Goal
Reproduce every line in the listing that contains the word "ylabel".

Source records
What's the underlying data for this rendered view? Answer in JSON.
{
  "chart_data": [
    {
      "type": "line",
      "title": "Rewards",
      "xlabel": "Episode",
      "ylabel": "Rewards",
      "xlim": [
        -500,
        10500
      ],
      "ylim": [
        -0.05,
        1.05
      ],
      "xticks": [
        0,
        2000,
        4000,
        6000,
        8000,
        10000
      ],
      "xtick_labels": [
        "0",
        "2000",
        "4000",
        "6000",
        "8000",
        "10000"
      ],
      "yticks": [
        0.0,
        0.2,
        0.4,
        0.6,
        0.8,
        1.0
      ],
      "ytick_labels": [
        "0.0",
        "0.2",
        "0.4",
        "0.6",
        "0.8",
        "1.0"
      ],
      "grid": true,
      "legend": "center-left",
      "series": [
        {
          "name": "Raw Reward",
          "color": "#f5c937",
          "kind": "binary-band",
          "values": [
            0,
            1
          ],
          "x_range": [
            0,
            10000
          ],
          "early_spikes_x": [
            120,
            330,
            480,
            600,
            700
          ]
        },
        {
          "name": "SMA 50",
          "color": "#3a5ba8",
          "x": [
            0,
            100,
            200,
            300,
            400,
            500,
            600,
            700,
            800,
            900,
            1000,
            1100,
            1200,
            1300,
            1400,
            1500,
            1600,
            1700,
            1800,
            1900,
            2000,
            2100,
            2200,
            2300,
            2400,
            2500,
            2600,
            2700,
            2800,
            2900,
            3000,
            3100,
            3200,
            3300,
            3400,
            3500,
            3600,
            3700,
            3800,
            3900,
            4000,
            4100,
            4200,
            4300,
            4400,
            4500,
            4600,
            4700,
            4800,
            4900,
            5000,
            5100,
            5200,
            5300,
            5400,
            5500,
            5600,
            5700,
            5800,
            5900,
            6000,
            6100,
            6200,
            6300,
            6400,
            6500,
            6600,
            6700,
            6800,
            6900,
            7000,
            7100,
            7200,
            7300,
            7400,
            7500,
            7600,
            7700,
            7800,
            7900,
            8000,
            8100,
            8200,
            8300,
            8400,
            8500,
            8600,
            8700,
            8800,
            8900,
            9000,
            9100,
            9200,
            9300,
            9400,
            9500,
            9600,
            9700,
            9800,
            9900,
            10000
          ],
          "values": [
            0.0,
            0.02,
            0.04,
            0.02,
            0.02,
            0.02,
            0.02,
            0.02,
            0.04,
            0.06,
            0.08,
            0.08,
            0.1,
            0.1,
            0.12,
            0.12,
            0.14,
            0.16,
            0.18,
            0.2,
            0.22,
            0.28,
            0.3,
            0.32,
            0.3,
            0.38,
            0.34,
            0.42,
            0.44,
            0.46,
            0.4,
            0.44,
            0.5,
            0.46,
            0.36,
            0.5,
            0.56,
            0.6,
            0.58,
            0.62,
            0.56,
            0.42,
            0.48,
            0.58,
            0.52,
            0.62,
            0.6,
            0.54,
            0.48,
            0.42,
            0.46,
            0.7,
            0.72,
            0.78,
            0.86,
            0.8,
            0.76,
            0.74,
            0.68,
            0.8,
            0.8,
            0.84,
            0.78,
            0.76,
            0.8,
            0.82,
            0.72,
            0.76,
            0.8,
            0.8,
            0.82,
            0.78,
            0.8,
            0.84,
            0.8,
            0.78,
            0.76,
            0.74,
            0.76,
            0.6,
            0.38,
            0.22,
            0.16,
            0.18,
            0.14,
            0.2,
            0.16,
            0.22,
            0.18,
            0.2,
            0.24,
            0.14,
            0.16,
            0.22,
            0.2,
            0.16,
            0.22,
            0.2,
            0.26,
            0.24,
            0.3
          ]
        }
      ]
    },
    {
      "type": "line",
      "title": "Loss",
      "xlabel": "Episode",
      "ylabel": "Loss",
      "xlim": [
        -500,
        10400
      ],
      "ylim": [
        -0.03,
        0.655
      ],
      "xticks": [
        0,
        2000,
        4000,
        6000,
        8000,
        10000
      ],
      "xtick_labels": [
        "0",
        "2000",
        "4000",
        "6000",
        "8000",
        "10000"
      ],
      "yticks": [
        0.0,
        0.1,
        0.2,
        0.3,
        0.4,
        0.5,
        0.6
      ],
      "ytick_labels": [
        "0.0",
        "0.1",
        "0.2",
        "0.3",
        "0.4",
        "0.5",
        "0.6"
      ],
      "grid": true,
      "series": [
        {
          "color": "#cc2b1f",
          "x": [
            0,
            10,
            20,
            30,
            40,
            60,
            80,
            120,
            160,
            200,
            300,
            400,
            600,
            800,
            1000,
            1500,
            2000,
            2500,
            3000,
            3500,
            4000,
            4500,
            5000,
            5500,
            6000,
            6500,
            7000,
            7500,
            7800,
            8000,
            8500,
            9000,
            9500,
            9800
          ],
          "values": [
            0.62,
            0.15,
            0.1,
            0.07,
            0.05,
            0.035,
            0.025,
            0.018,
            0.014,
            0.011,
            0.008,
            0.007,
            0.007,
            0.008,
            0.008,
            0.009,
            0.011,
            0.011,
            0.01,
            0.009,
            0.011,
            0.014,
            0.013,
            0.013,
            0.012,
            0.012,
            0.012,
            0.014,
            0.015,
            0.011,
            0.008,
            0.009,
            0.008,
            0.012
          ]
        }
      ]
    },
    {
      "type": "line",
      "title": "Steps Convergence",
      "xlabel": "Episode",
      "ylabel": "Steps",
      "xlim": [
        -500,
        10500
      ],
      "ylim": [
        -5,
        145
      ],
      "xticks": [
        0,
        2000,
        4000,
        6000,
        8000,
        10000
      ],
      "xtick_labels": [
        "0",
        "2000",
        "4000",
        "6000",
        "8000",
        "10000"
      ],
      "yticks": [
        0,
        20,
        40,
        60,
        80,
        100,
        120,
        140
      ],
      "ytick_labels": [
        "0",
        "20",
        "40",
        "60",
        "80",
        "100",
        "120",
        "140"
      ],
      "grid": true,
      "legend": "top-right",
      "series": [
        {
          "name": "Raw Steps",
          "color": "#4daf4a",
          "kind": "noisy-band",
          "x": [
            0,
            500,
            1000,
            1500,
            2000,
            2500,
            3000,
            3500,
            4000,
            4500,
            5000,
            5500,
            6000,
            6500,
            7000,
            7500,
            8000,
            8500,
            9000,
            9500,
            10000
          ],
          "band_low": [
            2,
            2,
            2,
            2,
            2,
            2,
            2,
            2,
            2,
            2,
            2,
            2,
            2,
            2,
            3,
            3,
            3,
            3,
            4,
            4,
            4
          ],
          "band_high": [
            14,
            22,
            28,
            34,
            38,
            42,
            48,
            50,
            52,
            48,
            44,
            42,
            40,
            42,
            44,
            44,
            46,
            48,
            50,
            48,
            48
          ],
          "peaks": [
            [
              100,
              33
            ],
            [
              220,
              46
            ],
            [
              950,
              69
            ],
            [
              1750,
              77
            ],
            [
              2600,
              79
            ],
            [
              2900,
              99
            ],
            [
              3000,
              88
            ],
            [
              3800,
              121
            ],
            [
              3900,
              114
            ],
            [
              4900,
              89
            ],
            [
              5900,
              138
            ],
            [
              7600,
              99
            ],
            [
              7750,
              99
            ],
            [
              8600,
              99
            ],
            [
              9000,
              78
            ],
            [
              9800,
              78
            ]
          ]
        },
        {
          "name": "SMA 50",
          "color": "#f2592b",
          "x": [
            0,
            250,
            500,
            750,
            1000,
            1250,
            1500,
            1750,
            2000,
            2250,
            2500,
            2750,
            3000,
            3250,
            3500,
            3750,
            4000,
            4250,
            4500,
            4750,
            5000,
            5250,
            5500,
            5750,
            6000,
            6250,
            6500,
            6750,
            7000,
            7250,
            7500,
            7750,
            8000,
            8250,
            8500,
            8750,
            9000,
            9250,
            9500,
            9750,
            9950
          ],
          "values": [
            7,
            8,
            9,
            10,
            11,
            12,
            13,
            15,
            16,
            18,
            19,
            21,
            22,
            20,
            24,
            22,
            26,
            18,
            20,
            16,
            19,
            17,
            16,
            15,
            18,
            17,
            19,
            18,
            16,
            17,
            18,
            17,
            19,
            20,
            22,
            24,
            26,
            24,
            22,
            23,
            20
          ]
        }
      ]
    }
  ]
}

Result of this task
      "ylabel": "Rewards",
      "ylabel": "Loss",
      "ylabel": "Steps",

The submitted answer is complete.